PROBLEM DETAILS »
Present every line in which the string "placeholder" appears.

SUPPLIED INFORMATION »
-*-*-

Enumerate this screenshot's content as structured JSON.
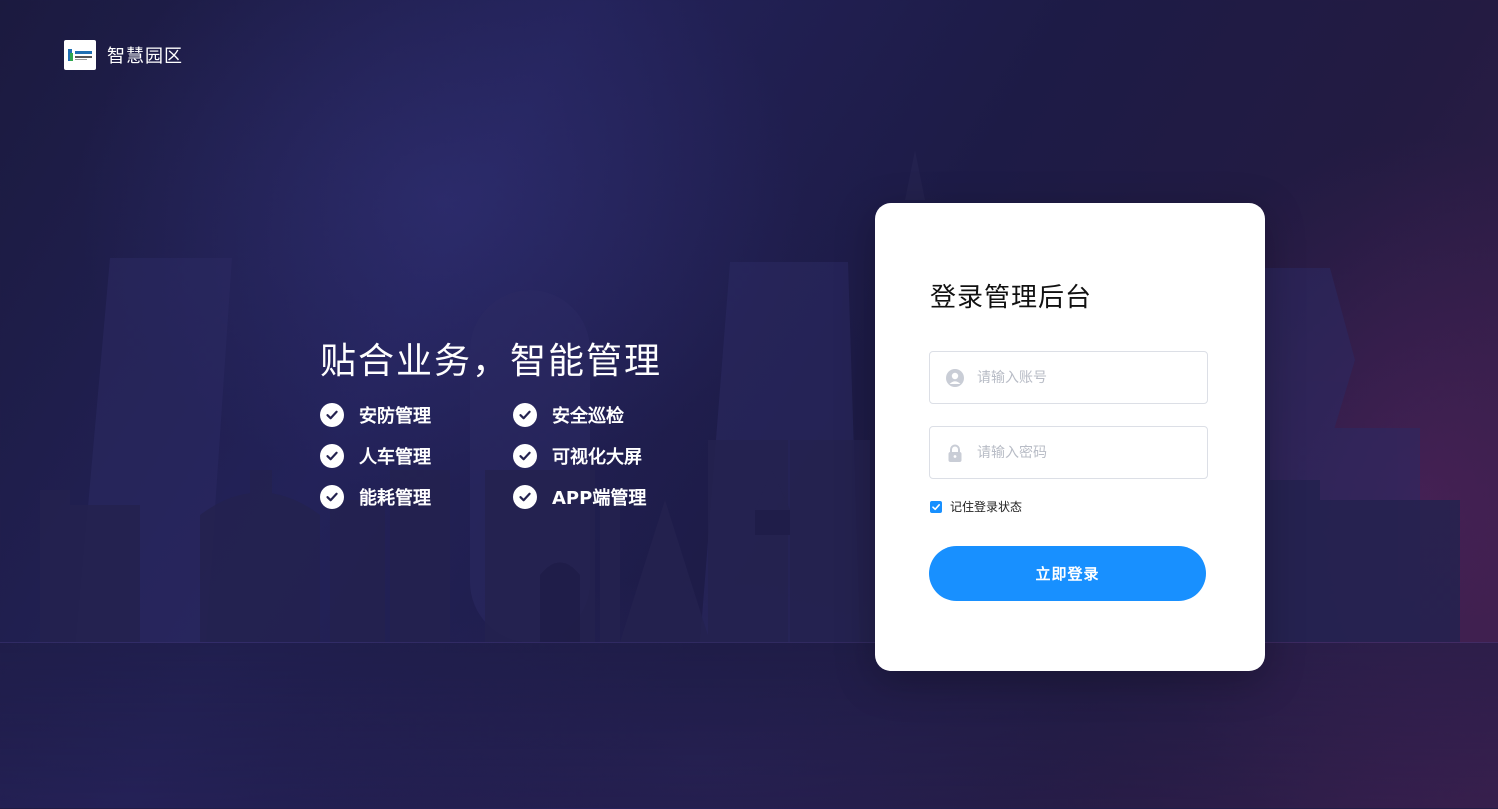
{
  "brand": {
    "logo_icon": "park-logo-icon",
    "name": "智慧园区"
  },
  "slogan": {
    "title": "贴合业务，智能管理",
    "features": [
      {
        "label": "安防管理",
        "icon": "check-circle-icon"
      },
      {
        "label": "安全巡检",
        "icon": "check-circle-icon"
      },
      {
        "label": "人车管理",
        "icon": "check-circle-icon"
      },
      {
        "label": "可视化大屏",
        "icon": "check-circle-icon"
      },
      {
        "label": "能耗管理",
        "icon": "check-circle-icon"
      },
      {
        "label": "APP端管理",
        "icon": "check-circle-icon"
      }
    ]
  },
  "login": {
    "title": "登录管理后台",
    "account": {
      "placeholder": "请输入账号",
      "value": "",
      "icon": "user-icon"
    },
    "password": {
      "placeholder": "请输入密码",
      "value": "",
      "icon": "lock-icon"
    },
    "remember": {
      "label": "记住登录状态",
      "checked": true
    },
    "submit_label": "立即登录"
  },
  "colors": {
    "accent": "#1890ff",
    "background": "#1d1b46",
    "card": "#ffffff"
  }
}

-*-*-

WRITTEN ANSWER »
      "placeholder": "请输入账号",
      "placeholder": "请输入密码",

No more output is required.